■ Supplied records
++++++++++
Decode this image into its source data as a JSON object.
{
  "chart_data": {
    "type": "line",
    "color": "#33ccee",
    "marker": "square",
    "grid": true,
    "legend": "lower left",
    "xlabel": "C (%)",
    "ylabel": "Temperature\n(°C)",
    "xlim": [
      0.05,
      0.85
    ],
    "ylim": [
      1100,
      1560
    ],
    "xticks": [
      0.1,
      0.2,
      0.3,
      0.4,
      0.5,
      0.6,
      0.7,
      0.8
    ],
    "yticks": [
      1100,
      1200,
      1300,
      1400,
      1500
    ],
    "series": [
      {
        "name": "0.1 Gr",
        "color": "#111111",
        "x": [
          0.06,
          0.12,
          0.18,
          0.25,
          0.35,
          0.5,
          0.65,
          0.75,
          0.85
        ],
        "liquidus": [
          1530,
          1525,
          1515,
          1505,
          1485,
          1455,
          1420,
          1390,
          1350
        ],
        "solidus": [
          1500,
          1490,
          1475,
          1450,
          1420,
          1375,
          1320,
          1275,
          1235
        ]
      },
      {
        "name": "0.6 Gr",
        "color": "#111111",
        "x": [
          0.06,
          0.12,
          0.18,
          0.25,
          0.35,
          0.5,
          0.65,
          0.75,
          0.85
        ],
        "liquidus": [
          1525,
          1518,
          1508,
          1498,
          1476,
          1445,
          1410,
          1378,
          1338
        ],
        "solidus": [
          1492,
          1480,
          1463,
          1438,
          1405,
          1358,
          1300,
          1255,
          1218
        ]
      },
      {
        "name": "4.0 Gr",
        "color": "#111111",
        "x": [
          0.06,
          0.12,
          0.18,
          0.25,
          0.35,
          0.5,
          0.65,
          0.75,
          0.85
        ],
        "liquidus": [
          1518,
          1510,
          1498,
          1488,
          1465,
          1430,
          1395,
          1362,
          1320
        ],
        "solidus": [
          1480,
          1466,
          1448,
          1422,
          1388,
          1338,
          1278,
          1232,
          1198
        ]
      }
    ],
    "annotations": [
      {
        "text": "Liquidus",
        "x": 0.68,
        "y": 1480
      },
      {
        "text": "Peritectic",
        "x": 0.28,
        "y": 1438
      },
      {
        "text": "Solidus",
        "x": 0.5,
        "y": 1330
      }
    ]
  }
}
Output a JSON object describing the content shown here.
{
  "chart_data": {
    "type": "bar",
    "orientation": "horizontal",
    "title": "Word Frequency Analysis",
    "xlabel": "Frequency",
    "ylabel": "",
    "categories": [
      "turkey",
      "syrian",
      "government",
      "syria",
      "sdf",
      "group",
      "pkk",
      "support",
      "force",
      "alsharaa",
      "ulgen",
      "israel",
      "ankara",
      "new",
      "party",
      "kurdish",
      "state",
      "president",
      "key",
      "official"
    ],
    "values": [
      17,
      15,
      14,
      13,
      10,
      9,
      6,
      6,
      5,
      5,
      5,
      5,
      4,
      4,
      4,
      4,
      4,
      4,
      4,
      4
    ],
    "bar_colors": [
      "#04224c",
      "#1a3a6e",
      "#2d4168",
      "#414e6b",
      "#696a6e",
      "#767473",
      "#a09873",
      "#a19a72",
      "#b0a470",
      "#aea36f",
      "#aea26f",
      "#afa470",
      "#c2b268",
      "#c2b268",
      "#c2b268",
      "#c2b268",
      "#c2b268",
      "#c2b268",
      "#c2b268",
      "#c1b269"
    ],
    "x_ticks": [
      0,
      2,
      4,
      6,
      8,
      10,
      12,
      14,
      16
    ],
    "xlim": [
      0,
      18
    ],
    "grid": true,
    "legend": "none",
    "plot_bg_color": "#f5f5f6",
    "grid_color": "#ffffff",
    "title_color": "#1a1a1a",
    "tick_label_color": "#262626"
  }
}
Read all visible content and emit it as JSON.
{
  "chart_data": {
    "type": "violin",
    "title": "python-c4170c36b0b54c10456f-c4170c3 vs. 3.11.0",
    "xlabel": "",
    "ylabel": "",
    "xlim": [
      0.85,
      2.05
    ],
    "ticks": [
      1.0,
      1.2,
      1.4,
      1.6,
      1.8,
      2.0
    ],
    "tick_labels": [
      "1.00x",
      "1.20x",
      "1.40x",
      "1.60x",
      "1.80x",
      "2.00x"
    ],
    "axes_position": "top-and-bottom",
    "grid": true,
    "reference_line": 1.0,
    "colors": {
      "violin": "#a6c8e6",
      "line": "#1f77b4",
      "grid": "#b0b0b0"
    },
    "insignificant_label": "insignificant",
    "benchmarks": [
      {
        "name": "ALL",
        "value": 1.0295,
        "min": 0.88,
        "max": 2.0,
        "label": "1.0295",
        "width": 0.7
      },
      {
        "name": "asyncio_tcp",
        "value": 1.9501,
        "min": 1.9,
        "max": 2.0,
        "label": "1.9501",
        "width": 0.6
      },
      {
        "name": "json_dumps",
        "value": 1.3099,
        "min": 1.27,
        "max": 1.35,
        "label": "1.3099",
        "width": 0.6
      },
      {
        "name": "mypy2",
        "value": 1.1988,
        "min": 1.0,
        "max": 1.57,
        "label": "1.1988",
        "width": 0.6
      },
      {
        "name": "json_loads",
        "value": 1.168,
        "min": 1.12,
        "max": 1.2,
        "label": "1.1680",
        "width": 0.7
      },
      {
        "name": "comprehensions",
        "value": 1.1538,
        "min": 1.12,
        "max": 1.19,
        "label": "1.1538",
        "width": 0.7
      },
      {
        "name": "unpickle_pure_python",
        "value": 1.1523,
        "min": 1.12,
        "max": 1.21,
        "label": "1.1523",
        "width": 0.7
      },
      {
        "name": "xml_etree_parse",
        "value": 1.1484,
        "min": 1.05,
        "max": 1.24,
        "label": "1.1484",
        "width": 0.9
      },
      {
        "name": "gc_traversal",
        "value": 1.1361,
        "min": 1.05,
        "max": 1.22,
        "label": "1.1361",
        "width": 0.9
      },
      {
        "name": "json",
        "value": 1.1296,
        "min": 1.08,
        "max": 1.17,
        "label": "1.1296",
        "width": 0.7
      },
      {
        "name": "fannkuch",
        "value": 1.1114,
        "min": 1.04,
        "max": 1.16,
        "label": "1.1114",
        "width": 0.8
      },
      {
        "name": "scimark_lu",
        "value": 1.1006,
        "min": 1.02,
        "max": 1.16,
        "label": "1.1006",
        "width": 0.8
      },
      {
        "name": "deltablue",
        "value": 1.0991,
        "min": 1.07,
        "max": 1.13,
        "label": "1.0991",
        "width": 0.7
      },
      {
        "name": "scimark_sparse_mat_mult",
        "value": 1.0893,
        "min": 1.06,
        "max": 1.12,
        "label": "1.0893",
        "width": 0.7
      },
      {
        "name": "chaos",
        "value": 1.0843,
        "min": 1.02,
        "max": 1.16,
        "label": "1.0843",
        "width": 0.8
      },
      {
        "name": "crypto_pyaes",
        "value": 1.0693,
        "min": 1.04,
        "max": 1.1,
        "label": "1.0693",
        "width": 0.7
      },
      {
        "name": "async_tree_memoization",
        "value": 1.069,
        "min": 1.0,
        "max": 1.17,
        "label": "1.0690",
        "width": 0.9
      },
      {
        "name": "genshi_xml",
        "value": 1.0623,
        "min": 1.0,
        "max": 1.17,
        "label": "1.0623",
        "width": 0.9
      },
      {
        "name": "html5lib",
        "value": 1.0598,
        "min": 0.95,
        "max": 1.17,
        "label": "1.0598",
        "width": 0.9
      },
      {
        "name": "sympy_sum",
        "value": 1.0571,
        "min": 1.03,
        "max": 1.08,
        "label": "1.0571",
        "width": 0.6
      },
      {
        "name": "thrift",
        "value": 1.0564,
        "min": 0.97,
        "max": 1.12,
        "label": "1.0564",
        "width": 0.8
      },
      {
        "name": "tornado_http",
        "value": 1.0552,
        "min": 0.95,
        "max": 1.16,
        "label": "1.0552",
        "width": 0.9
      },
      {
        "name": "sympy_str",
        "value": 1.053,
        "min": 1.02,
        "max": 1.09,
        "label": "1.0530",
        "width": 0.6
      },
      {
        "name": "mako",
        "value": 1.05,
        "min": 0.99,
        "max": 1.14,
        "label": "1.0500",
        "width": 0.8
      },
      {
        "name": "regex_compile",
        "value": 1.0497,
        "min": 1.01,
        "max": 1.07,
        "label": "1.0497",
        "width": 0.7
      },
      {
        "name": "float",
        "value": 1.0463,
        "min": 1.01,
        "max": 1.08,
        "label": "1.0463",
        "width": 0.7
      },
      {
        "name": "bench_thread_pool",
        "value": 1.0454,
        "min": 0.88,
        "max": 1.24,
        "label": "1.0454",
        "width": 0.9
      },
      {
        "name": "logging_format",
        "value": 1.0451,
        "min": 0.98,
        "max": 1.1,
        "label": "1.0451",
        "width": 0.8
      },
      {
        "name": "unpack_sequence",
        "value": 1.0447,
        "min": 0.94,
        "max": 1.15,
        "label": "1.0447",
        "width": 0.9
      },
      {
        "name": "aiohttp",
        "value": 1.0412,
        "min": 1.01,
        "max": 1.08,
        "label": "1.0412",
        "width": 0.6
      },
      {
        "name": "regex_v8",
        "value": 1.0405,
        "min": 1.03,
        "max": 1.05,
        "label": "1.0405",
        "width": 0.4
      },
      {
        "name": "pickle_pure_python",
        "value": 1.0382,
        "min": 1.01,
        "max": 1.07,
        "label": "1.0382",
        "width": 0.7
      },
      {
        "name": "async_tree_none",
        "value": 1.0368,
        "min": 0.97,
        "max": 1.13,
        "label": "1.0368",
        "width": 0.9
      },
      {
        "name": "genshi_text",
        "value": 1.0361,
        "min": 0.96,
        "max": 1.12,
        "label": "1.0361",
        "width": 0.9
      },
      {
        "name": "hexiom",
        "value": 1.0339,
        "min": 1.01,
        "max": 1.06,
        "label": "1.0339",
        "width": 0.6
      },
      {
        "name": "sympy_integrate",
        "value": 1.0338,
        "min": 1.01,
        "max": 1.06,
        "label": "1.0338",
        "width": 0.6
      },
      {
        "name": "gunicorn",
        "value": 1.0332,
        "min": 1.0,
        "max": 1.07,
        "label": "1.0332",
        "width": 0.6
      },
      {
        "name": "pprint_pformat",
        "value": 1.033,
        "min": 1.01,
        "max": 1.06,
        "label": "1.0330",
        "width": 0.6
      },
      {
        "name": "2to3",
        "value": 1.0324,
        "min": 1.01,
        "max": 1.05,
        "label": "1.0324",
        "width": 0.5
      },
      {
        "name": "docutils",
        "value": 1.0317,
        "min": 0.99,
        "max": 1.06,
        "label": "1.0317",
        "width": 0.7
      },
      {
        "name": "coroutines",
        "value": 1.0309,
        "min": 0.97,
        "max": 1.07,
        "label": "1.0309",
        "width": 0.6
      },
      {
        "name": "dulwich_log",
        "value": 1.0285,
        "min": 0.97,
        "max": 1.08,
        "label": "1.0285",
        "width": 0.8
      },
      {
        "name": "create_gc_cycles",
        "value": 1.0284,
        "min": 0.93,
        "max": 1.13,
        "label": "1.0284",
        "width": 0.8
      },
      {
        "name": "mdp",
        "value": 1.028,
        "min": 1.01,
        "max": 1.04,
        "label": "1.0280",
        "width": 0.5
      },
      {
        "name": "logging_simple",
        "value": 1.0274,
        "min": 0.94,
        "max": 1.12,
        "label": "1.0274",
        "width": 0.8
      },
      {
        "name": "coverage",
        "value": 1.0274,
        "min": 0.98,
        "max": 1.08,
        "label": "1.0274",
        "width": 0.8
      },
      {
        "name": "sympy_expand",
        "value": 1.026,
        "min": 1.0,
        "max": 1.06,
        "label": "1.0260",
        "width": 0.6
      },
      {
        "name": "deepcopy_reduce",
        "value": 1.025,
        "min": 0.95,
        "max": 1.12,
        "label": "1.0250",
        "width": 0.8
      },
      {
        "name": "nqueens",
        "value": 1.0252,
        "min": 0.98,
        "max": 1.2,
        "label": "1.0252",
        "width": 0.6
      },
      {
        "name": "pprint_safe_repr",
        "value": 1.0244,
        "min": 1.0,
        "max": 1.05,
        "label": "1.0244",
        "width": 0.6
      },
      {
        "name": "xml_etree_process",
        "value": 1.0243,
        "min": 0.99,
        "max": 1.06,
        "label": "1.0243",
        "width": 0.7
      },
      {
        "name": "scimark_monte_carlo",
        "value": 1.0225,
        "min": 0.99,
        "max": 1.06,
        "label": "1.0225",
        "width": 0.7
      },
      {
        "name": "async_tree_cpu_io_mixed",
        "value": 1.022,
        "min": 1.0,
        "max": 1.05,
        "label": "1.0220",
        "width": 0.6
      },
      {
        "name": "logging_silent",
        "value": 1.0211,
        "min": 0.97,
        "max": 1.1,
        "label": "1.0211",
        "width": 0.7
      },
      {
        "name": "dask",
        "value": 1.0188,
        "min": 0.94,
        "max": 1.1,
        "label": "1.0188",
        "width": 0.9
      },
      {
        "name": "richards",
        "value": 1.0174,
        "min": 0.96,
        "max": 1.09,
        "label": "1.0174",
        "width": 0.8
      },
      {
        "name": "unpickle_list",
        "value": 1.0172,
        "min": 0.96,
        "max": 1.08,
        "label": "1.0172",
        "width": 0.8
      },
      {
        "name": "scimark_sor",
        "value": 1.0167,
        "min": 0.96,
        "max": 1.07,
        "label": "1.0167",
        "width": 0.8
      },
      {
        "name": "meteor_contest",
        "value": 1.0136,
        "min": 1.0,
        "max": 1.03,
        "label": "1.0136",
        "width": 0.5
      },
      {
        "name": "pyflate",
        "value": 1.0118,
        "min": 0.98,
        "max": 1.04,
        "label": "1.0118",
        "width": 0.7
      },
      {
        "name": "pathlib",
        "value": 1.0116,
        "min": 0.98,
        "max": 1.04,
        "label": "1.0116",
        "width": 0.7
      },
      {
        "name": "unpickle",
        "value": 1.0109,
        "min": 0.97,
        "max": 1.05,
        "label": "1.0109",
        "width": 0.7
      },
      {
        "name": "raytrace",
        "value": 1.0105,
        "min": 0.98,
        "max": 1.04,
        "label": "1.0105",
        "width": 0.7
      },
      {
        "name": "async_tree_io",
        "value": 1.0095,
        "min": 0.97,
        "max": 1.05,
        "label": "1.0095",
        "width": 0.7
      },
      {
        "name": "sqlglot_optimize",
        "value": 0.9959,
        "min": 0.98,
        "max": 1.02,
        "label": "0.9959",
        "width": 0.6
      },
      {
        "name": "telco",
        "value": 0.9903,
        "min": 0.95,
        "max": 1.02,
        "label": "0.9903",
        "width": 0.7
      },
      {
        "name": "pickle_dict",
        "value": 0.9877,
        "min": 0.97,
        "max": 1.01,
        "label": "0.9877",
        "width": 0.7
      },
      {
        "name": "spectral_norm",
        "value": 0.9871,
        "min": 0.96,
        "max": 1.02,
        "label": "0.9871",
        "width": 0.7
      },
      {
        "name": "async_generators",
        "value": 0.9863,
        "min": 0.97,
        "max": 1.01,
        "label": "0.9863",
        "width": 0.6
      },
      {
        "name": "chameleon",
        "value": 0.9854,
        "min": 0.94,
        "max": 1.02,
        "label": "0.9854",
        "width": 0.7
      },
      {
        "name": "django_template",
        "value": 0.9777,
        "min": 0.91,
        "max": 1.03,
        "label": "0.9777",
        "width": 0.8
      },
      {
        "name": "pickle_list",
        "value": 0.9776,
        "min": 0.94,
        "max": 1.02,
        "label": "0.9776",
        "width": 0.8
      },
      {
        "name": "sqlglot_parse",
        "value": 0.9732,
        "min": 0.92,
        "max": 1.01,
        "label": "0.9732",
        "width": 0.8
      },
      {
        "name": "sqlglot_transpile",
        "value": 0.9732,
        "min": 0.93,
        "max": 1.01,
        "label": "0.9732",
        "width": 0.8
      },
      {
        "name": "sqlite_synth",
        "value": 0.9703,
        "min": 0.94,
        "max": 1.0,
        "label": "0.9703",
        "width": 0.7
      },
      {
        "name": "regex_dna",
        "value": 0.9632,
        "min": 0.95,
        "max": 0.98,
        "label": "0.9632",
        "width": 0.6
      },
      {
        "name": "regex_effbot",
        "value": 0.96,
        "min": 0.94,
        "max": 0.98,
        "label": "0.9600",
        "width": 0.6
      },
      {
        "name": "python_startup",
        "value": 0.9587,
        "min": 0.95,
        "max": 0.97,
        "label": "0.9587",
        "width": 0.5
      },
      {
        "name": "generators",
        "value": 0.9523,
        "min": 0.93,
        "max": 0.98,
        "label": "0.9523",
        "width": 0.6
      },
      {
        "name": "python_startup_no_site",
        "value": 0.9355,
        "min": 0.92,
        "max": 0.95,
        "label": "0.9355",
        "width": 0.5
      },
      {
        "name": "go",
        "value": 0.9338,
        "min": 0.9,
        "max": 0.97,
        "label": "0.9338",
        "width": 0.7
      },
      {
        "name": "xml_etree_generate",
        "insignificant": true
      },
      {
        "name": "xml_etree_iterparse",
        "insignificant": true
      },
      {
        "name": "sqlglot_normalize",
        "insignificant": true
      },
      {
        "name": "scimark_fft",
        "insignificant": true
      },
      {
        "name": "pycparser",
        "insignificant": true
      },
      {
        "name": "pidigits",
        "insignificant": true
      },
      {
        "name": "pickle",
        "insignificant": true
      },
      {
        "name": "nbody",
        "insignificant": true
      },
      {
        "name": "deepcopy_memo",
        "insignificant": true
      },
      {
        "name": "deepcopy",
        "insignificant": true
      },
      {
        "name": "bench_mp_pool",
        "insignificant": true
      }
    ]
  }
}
++++++++++
■ Given request
Identify each line in the entries with the word "Frequency" and copy it.

■ Result
    "title": "Word Frequency Analysis",
    "xlabel": "Frequency",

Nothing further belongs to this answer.